Goal: Check each line of the data for "percent" and select those that have it.

____

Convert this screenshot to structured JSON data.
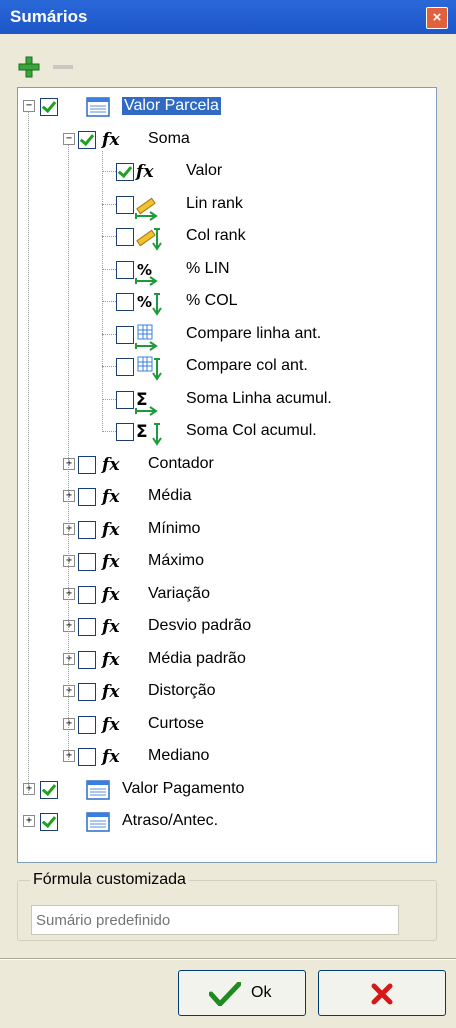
{
  "window": {
    "title": "Sumários",
    "close_symbol": "×"
  },
  "toolbar": {
    "add_icon": "plus-icon",
    "remove_icon": "minus-icon"
  },
  "tree": {
    "root": {
      "label": "Valor Parcela",
      "checked": true,
      "expanded": true
    },
    "soma": {
      "label": "Soma",
      "checked": true,
      "expanded": true
    },
    "soma_children": [
      {
        "label": "Valor",
        "checked": true,
        "icon": "fx-icon"
      },
      {
        "label": "Lin rank",
        "checked": false,
        "icon": "ruler-right-icon"
      },
      {
        "label": "Col rank",
        "checked": false,
        "icon": "ruler-down-icon"
      },
      {
        "label": "% LIN",
        "checked": false,
        "icon": "percent-right-icon"
      },
      {
        "label": "% COL",
        "checked": false,
        "icon": "percent-down-icon"
      },
      {
        "label": "Compare linha ant.",
        "checked": false,
        "icon": "grid-right-icon"
      },
      {
        "label": "Compare col ant.",
        "checked": false,
        "icon": "grid-down-icon"
      },
      {
        "label": "Soma Linha acumul.",
        "checked": false,
        "icon": "sigma-right-icon"
      },
      {
        "label": "Soma Col acumul.",
        "checked": false,
        "icon": "sigma-down-icon"
      }
    ],
    "functions": [
      {
        "label": "Contador"
      },
      {
        "label": "Média"
      },
      {
        "label": "Mínimo"
      },
      {
        "label": "Máximo"
      },
      {
        "label": "Variação"
      },
      {
        "label": "Desvio padrão"
      },
      {
        "label": "Média padrão"
      },
      {
        "label": "Distorção"
      },
      {
        "label": "Curtose"
      },
      {
        "label": "Mediano"
      }
    ],
    "other_roots": [
      {
        "label": "Valor Pagamento",
        "checked": true
      },
      {
        "label": "Atraso/Antec.",
        "checked": true
      }
    ],
    "expand_symbol": "+",
    "collapse_symbol": "−",
    "fx_glyph": "fx"
  },
  "formula": {
    "group_label": "Fórmula customizada",
    "placeholder": "Sumário predefinido",
    "value": ""
  },
  "buttons": {
    "ok_label": "Ok",
    "ok_icon": "checkmark-icon",
    "cancel_icon": "red-x-icon"
  }
}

____

Response below:
        "icon": "percent-right-icon"
        "icon": "percent-down-icon"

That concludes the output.